## start RAW DATA

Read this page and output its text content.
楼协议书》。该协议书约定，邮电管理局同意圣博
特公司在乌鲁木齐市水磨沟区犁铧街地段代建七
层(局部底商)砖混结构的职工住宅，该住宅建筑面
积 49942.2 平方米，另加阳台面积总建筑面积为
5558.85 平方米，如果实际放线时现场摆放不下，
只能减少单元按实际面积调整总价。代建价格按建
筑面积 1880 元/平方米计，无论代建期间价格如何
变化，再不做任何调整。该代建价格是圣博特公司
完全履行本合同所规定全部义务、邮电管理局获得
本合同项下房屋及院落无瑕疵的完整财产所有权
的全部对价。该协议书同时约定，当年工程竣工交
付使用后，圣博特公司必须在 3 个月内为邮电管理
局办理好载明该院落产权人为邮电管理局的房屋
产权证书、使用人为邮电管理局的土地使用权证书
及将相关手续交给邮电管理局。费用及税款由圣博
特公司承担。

## end RAW DATA

• _STATED EXERCISE_
Write out every line exactly as it stands.

• _SOLUTION TO THE EXERCISE_
Read this page and output its text content.
楼协议书》。该协议书约定，邮电管理局同意圣博
特公司在乌鲁木齐市水磨沟区犁铧街地段代建七
层(局部底商)砖混结构的职工住宅，该住宅建筑面
积 49942.2 平方米，另加阳台面积总建筑面积为
5558.85 平方米，如果实际放线时现场摆放不下，
只能减少单元按实际面积调整总价。代建价格按建
筑面积 1880 元/平方米计，无论代建期间价格如何
变化，再不做任何调整。该代建价格是圣博特公司
完全履行本合同所规定全部义务、邮电管理局获得
本合同项下房屋及院落无瑕疵的完整财产所有权
的全部对价。该协议书同时约定，当年工程竣工交
付使用后，圣博特公司必须在 3 个月内为邮电管理
局办理好载明该院落产权人为邮电管理局的房屋
产权证书、使用人为邮电管理局的土地使用权证书
及将相关手续交给邮电管理局。费用及税款由圣博
特公司承担。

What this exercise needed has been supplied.